→ Stated goal: Would you restate all the data that follows, word for word?

→ Collected data:
- - - - -
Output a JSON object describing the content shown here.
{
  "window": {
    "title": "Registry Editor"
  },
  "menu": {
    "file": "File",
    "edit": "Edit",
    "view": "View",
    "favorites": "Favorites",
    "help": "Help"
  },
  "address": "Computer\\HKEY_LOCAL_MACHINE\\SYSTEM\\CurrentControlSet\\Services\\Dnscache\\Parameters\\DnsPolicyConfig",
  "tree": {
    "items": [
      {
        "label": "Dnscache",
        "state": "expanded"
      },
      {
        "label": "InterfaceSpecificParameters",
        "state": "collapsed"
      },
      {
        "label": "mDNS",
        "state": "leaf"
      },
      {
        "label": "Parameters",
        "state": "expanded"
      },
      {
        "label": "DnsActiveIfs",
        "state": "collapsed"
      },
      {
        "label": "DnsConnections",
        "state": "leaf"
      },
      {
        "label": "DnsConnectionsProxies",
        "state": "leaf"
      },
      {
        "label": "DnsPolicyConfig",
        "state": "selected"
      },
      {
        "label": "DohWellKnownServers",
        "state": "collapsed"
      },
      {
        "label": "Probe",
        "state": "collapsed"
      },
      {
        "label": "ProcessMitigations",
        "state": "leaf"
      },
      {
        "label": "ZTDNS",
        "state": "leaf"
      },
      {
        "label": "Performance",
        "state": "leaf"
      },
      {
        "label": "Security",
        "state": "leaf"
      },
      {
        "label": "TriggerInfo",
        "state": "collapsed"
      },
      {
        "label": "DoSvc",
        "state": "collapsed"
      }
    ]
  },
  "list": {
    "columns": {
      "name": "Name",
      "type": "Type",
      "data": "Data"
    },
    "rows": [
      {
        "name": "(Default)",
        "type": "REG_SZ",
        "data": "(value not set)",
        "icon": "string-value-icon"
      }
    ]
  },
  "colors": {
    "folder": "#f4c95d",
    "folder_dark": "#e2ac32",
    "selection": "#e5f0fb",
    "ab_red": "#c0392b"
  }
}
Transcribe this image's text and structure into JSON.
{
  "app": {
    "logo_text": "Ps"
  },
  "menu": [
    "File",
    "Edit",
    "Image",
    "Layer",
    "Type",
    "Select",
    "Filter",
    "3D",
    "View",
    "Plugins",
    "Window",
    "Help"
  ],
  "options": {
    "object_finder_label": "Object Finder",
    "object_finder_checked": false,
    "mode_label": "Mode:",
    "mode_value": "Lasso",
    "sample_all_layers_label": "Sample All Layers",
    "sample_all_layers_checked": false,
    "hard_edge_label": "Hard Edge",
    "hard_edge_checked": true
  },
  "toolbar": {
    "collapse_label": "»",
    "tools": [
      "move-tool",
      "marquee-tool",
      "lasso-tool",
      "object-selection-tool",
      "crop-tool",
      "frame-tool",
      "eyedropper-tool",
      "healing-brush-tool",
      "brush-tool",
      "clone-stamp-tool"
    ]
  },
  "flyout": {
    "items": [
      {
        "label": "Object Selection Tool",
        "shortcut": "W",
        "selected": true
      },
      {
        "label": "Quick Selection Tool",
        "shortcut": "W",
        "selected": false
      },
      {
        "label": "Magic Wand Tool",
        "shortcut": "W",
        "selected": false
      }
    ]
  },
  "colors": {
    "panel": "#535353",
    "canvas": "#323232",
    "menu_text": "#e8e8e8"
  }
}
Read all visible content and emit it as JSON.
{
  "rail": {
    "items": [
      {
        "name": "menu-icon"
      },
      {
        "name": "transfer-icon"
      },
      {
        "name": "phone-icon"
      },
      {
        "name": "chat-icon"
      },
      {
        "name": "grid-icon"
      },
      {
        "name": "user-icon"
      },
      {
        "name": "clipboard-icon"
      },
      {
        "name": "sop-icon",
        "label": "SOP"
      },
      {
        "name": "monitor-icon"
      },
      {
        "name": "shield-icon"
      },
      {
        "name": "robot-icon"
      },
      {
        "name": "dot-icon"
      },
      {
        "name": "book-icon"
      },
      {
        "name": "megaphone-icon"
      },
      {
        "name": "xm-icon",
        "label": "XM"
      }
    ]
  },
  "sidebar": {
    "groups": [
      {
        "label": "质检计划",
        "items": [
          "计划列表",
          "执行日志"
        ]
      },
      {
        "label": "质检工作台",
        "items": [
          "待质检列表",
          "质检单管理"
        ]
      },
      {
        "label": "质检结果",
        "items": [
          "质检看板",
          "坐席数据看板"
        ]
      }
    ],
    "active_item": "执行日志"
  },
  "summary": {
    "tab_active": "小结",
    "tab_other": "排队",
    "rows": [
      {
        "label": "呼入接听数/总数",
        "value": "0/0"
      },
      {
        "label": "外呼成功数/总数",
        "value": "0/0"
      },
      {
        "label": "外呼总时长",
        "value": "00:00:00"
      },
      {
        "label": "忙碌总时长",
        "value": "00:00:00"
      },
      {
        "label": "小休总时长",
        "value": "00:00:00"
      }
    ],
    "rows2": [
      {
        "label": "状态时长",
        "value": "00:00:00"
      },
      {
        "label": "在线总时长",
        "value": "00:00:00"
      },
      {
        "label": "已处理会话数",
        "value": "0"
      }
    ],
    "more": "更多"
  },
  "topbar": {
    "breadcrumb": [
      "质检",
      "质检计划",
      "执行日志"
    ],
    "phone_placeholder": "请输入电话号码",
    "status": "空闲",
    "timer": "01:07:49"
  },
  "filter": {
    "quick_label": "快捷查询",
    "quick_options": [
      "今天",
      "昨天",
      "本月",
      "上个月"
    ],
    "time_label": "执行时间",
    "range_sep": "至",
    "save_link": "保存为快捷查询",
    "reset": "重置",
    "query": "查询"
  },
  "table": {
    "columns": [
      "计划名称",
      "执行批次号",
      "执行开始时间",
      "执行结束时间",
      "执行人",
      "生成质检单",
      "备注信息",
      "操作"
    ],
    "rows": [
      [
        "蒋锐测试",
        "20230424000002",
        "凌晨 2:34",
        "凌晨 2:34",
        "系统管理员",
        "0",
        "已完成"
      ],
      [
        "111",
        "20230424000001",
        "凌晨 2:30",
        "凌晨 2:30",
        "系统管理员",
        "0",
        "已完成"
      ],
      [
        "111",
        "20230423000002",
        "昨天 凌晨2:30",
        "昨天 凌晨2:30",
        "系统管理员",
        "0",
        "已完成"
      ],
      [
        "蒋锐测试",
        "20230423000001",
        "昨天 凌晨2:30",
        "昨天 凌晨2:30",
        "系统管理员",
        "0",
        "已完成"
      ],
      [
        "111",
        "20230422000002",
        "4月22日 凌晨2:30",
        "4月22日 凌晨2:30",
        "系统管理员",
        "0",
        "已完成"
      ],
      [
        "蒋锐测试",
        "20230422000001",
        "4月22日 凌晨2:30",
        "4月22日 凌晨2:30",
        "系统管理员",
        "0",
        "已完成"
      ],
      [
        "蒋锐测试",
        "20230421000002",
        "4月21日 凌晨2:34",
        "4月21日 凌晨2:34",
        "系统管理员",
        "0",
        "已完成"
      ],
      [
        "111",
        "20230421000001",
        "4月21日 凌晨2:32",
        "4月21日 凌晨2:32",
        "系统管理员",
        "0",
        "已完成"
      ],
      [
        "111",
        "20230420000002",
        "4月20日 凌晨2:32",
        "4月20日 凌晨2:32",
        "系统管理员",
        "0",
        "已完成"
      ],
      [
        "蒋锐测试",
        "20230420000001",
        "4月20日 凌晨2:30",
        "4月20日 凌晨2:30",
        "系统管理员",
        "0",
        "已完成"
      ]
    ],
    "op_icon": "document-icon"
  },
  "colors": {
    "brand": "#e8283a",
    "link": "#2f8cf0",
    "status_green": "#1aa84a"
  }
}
- - - - -
→ The reply:
Output a JSON object describing the content shown here.
{
  "window": {
    "title": "Registry Editor"
  },
  "menu": {
    "file": "File",
    "edit": "Edit",
    "view": "View",
    "favorites": "Favorites",
    "help": "Help"
  },
  "address": "Computer\\HKEY_LOCAL_MACHINE\\SYSTEM\\CurrentControlSet\\Services\\Dnscache\\Parameters\\DnsPolicyConfig",
  "tree": {
    "items": [
      {
        "label": "Dnscache",
        "state": "expanded"
      },
      {
        "label": "InterfaceSpecificParameters",
        "state": "collapsed"
      },
      {
        "label": "mDNS",
        "state": "leaf"
      },
      {
        "label": "Parameters",
        "state": "expanded"
      },
      {
        "label": "DnsActiveIfs",
        "state": "collapsed"
      },
      {
        "label": "DnsConnections",
        "state": "leaf"
      },
      {
        "label": "DnsConnectionsProxies",
        "state": "leaf"
      },
      {
        "label": "DnsPolicyConfig",
        "state": "selected"
      },
      {
        "label": "DohWellKnownServers",
        "state": "collapsed"
      },
      {
        "label": "Probe",
        "state": "collapsed"
      },
      {
        "label": "ProcessMitigations",
        "state": "leaf"
      },
      {
        "label": "ZTDNS",
        "state": "leaf"
      },
      {
        "label": "Performance",
        "state": "leaf"
      },
      {
        "label": "Security",
        "state": "leaf"
      },
      {
        "label": "TriggerInfo",
        "state": "collapsed"
      },
      {
        "label": "DoSvc",
        "state": "collapsed"
      }
    ]
  },
  "list": {
    "columns": {
      "name": "Name",
      "type": "Type",
      "data": "Data"
    },
    "rows": [
      {
        "name": "(Default)",
        "type": "REG_SZ",
        "data": "(value not set)",
        "icon": "string-value-icon"
      }
    ]
  },
  "colors": {
    "folder": "#f4c95d",
    "folder_dark": "#e2ac32",
    "selection": "#e5f0fb",
    "ab_red": "#c0392b"
  }
}
Transcribe this image's text and structure into JSON.
{
  "app": {
    "logo_text": "Ps"
  },
  "menu": [
    "File",
    "Edit",
    "Image",
    "Layer",
    "Type",
    "Select",
    "Filter",
    "3D",
    "View",
    "Plugins",
    "Window",
    "Help"
  ],
  "options": {
    "object_finder_label": "Object Finder",
    "object_finder_checked": false,
    "mode_label": "Mode:",
    "mode_value": "Lasso",
    "sample_all_layers_label": "Sample All Layers",
    "sample_all_layers_checked": false,
    "hard_edge_label": "Hard Edge",
    "hard_edge_checked": true
  },
  "toolbar": {
    "collapse_label": "»",
    "tools": [
      "move-tool",
      "marquee-tool",
      "lasso-tool",
      "object-selection-tool",
      "crop-tool",
      "frame-tool",
      "eyedropper-tool",
      "healing-brush-tool",
      "brush-tool",
      "clone-stamp-tool"
    ]
  },
  "flyout": {
    "items": [
      {
        "label": "Object Selection Tool",
        "shortcut": "W",
        "selected": true
      },
      {
        "label": "Quick Selection Tool",
        "shortcut": "W",
        "selected": false
      },
      {
        "label": "Magic Wand Tool",
        "shortcut": "W",
        "selected": false
      }
    ]
  },
  "colors": {
    "panel": "#535353",
    "canvas": "#323232",
    "menu_text": "#e8e8e8"
  }
}
Read all visible content and emit it as JSON.
{
  "rail": {
    "items": [
      {
        "name": "menu-icon"
      },
      {
        "name": "transfer-icon"
      },
      {
        "name": "phone-icon"
      },
      {
        "name": "chat-icon"
      },
      {
        "name": "grid-icon"
      },
      {
        "name": "user-icon"
      },
      {
        "name": "clipboard-icon"
      },
      {
        "name": "sop-icon",
        "label": "SOP"
      },
      {
        "name": "monitor-icon"
      },
      {
        "name": "shield-icon"
      },
      {
        "name": "robot-icon"
      },
      {
        "name": "dot-icon"
      },
      {
        "name": "book-icon"
      },
      {
        "name": "megaphone-icon"
      },
      {
        "name": "xm-icon",
        "label": "XM"
      }
    ]
  },
  "sidebar": {
    "groups": [
      {
        "label": "质检计划",
        "items": [
          "计划列表",
          "执行日志"
        ]
      },
      {
        "label": "质检工作台",
        "items": [
          "待质检列表",
          "质检单管理"
        ]
      },
      {
        "label": "质检结果",
        "items": [
          "质检看板",
          "坐席数据看板"
        ]
      }
    ],
    "active_item": "执行日志"
  },
  "summary": {
    "tab_active": "小结",
    "tab_other": "排队",
    "rows": [
      {
        "label": "呼入接听数/总数",
        "value": "0/0"
      },
      {
        "label": "外呼成功数/总数",
        "value": "0/0"
      },
      {
        "label": "外呼总时长",
        "value": "00:00:00"
      },
      {
        "label": "忙碌总时长",
        "value": "00:00:00"
      },
      {
        "label": "小休总时长",
        "value": "00:00:00"
      }
    ],
    "rows2": [
      {
        "label": "状态时长",
        "value": "00:00:00"
      },
      {
        "label": "在线总时长",
        "value": "00:00:00"
      },
      {
        "label": "已处理会话数",
        "value": "0"
      }
    ],
    "more": "更多"
  },
  "topbar": {
    "breadcrumb": [
      "质检",
      "质检计划",
      "执行日志"
    ],
    "phone_placeholder": "请输入电话号码",
    "status": "空闲",
    "timer": "01:07:49"
  },
  "filter": {
    "quick_label": "快捷查询",
    "quick_options": [
      "今天",
      "昨天",
      "本月",
      "上个月"
    ],
    "time_label": "执行时间",
    "range_sep": "至",
    "save_link": "保存为快捷查询",
    "reset": "重置",
    "query": "查询"
  },
  "table": {
    "columns": [
      "计划名称",
      "执行批次号",
      "执行开始时间",
      "执行结束时间",
      "执行人",
      "生成质检单",
      "备注信息",
      "操作"
    ],
    "rows": [
      [
        "蒋锐测试",
        "20230424000002",
        "凌晨 2:34",
        "凌晨 2:34",
        "系统管理员",
        "0",
        "已完成"
      ],
      [
        "111",
        "20230424000001",
        "凌晨 2:30",
        "凌晨 2:30",
        "系统管理员",
        "0",
        "已完成"
      ],
      [
        "111",
        "20230423000002",
        "昨天 凌晨2:30",
        "昨天 凌晨2:30",
        "系统管理员",
        "0",
        "已完成"
      ],
      [
        "蒋锐测试",
        "20230423000001",
        "昨天 凌晨2:30",
        "昨天 凌晨2:30",
        "系统管理员",
        "0",
        "已完成"
      ],
      [
        "111",
        "20230422000002",
        "4月22日 凌晨2:30",
        "4月22日 凌晨2:30",
        "系统管理员",
        "0",
        "已完成"
      ],
      [
        "蒋锐测试",
        "20230422000001",
        "4月22日 凌晨2:30",
        "4月22日 凌晨2:30",
        "系统管理员",
        "0",
        "已完成"
      ],
      [
        "蒋锐测试",
        "20230421000002",
        "4月21日 凌晨2:34",
        "4月21日 凌晨2:34",
        "系统管理员",
        "0",
        "已完成"
      ],
      [
        "111",
        "20230421000001",
        "4月21日 凌晨2:32",
        "4月21日 凌晨2:32",
        "系统管理员",
        "0",
        "已完成"
      ],
      [
        "111",
        "20230420000002",
        "4月20日 凌晨2:32",
        "4月20日 凌晨2:32",
        "系统管理员",
        "0",
        "已完成"
      ],
      [
        "蒋锐测试",
        "20230420000001",
        "4月20日 凌晨2:30",
        "4月20日 凌晨2:30",
        "系统管理员",
        "0",
        "已完成"
      ]
    ],
    "op_icon": "document-icon"
  },
  "colors": {
    "brand": "#e8283a",
    "link": "#2f8cf0",
    "status_green": "#1aa84a"
  }
}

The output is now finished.